WHAT YOU SHOULD DO: Reproduce the entries below in full, word for word.

****************************************

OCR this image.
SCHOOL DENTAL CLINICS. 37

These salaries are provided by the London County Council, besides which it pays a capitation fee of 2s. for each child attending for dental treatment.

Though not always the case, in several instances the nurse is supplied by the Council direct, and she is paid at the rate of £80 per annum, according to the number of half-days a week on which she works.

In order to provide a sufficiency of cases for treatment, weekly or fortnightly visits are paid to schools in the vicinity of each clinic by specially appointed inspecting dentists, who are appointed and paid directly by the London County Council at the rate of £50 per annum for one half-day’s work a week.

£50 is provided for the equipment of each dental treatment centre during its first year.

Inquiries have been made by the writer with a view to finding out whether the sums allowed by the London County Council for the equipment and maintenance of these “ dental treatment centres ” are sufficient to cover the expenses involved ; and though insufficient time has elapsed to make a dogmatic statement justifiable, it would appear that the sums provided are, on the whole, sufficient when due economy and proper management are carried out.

****************************************

REPLY:
OCR this image.
SCHOOL DENTAL CLINICS. 37

These salaries are provided by the London County Council, besides which it pays a capitation fee of 2s. for each child attending for dental treatment.

Though not always the case, in several instances the nurse is supplied by the Council direct, and she is paid at the rate of £80 per annum, according to the number of half-days a week on which she works.

In order to provide a sufficiency of cases for treatment, weekly or fortnightly visits are paid to schools in the vicinity of each clinic by specially appointed inspecting dentists, who are appointed and paid directly by the London County Council at the rate of £50 per annum for one half-day’s work a week.

£50 is provided for the equipment of each dental treatment centre during its first year.

Inquiries have been made by the writer with a view to finding out whether the sums allowed by the London County Council for the equipment and maintenance of these “ dental treatment centres ” are sufficient to cover the expenses involved ; and though insufficient time has elapsed to make a dogmatic statement justifiable, it would appear that the sums provided are, on the whole, sufficient when due economy and proper management are carried out.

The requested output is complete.